- What is required -
Search the material below for the word "similar" and copy every line in which it occurs.
>> START Provided information
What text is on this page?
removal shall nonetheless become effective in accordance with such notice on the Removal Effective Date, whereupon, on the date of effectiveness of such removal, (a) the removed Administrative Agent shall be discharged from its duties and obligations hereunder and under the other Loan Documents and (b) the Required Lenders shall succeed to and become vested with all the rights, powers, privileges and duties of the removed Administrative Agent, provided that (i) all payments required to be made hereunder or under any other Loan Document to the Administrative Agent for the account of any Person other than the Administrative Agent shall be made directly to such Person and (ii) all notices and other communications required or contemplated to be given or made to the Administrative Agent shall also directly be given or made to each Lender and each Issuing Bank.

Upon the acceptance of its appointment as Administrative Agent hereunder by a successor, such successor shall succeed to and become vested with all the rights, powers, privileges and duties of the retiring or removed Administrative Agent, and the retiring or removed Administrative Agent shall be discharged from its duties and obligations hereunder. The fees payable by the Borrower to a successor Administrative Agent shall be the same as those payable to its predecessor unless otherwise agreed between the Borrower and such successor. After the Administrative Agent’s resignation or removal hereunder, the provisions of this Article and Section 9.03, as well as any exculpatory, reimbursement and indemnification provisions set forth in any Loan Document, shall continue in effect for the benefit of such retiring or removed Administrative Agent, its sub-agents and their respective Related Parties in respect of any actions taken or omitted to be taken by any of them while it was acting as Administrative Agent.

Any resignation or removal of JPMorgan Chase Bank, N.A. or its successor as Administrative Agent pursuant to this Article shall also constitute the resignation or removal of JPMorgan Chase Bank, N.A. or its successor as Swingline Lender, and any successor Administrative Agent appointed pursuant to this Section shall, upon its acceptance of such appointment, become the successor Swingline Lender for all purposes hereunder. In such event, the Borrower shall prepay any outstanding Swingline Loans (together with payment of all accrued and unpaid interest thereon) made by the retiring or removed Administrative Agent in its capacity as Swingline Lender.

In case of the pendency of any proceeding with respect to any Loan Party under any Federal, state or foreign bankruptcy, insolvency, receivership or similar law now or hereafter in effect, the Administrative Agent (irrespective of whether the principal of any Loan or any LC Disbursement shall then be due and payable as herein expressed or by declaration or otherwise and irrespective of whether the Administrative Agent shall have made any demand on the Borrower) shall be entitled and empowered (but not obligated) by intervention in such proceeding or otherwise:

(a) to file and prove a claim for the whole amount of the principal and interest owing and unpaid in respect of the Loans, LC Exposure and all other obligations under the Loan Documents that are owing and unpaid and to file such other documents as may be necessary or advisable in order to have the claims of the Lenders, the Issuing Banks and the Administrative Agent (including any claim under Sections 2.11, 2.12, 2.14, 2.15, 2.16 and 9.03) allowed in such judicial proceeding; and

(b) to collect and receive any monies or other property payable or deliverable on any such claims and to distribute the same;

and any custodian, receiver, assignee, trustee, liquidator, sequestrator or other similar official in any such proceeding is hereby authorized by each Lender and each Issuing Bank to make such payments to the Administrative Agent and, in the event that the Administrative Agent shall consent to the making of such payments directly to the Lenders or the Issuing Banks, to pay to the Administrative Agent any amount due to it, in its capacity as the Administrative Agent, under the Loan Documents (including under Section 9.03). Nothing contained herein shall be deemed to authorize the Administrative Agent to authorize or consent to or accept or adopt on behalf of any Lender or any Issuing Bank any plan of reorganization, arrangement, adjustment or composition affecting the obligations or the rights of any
>> END Provided information
- Task answer -
In case of the pendency of any proceeding with respect to any Loan Party under any Federal, state or foreign bankruptcy, insolvency, receivership or similar law now or hereafter in effect, the Administrative Agent (irrespective of whether the principal of any Loan or any LC Disbursement shall then be due and payable as herein expressed or by declaration or otherwise and irrespective of whether the Administrative Agent shall have made any demand on the Borrower) shall be entitled and empowered (but not obligated) by intervention in such proceeding or otherwise:
and any custodian, receiver, assignee, trustee, liquidator, sequestrator or other similar official in any such proceeding is hereby authorized by each Lender and each Issuing Bank to make such payments to the Administrative Agent and, in the event that the Administrative Agent shall consent to the making of such payments directly to the Lenders or the Issuing Banks, to pay to the Administrative Agent any amount due to it, in its capacity as the Administrative Agent, under the Loan Documents (including under Section 9.03). Nothing contained herein shall be deemed to authorize the Administrative Agent to authorize or consent to or accept or adopt on behalf of any Lender or any Issuing Bank any plan of reorganization, arrangement, adjustment or composition affecting the obligations or the rights of any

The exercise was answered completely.